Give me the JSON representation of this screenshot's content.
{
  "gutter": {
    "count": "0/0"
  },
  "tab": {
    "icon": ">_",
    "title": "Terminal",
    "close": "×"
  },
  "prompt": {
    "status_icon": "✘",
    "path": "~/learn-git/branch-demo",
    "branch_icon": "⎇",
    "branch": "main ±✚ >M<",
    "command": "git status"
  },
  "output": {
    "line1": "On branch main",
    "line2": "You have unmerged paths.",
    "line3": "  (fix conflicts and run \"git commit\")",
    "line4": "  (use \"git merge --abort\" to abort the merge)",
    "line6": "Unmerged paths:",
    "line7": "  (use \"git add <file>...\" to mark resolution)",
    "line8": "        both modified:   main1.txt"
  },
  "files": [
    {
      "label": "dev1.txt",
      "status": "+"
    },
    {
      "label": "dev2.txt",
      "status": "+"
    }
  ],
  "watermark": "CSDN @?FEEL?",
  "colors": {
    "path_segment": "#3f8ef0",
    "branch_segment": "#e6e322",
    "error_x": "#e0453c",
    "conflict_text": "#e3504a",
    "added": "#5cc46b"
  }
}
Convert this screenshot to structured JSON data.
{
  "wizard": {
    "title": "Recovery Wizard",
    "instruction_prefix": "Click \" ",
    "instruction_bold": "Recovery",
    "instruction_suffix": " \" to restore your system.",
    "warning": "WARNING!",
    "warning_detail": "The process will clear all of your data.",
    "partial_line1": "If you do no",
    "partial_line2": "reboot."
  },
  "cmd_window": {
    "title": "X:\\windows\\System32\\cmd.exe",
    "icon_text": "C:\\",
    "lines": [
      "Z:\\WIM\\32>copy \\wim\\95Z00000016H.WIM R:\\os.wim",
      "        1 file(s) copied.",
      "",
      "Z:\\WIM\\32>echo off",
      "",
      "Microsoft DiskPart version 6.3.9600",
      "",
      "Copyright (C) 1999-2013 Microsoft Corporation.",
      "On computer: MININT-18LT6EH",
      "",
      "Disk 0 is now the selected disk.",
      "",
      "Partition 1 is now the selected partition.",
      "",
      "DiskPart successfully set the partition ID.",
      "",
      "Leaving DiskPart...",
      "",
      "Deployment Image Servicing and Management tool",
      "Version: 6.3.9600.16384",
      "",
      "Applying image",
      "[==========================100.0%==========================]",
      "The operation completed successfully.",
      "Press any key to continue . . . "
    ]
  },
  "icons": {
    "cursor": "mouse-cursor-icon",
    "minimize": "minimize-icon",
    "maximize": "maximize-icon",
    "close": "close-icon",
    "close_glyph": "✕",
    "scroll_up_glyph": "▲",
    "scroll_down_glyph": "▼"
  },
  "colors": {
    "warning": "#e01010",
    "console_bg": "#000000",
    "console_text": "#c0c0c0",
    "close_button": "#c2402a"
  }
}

*Requirement*
Print out every entry, keeping each one exact.

*Output*
Give me the JSON representation of this screenshot's content.
{
  "gutter": {
    "count": "0/0"
  },
  "tab": {
    "icon": ">_",
    "title": "Terminal",
    "close": "×"
  },
  "prompt": {
    "status_icon": "✘",
    "path": "~/learn-git/branch-demo",
    "branch_icon": "⎇",
    "branch": "main ±✚ >M<",
    "command": "git status"
  },
  "output": {
    "line1": "On branch main",
    "line2": "You have unmerged paths.",
    "line3": "  (fix conflicts and run \"git commit\")",
    "line4": "  (use \"git merge --abort\" to abort the merge)",
    "line6": "Unmerged paths:",
    "line7": "  (use \"git add <file>...\" to mark resolution)",
    "line8": "        both modified:   main1.txt"
  },
  "files": [
    {
      "label": "dev1.txt",
      "status": "+"
    },
    {
      "label": "dev2.txt",
      "status": "+"
    }
  ],
  "watermark": "CSDN @?FEEL?",
  "colors": {
    "path_segment": "#3f8ef0",
    "branch_segment": "#e6e322",
    "error_x": "#e0453c",
    "conflict_text": "#e3504a",
    "added": "#5cc46b"
  }
}
Convert this screenshot to structured JSON data.
{
  "wizard": {
    "title": "Recovery Wizard",
    "instruction_prefix": "Click \" ",
    "instruction_bold": "Recovery",
    "instruction_suffix": " \" to restore your system.",
    "warning": "WARNING!",
    "warning_detail": "The process will clear all of your data.",
    "partial_line1": "If you do no",
    "partial_line2": "reboot."
  },
  "cmd_window": {
    "title": "X:\\windows\\System32\\cmd.exe",
    "icon_text": "C:\\",
    "lines": [
      "Z:\\WIM\\32>copy \\wim\\95Z00000016H.WIM R:\\os.wim",
      "        1 file(s) copied.",
      "",
      "Z:\\WIM\\32>echo off",
      "",
      "Microsoft DiskPart version 6.3.9600",
      "",
      "Copyright (C) 1999-2013 Microsoft Corporation.",
      "On computer: MININT-18LT6EH",
      "",
      "Disk 0 is now the selected disk.",
      "",
      "Partition 1 is now the selected partition.",
      "",
      "DiskPart successfully set the partition ID.",
      "",
      "Leaving DiskPart...",
      "",
      "Deployment Image Servicing and Management tool",
      "Version: 6.3.9600.16384",
      "",
      "Applying image",
      "[==========================100.0%==========================]",
      "The operation completed successfully.",
      "Press any key to continue . . . "
    ]
  },
  "icons": {
    "cursor": "mouse-cursor-icon",
    "minimize": "minimize-icon",
    "maximize": "maximize-icon",
    "close": "close-icon",
    "close_glyph": "✕",
    "scroll_up_glyph": "▲",
    "scroll_down_glyph": "▼"
  },
  "colors": {
    "warning": "#e01010",
    "console_bg": "#000000",
    "console_text": "#c0c0c0",
    "close_button": "#c2402a"
  }
}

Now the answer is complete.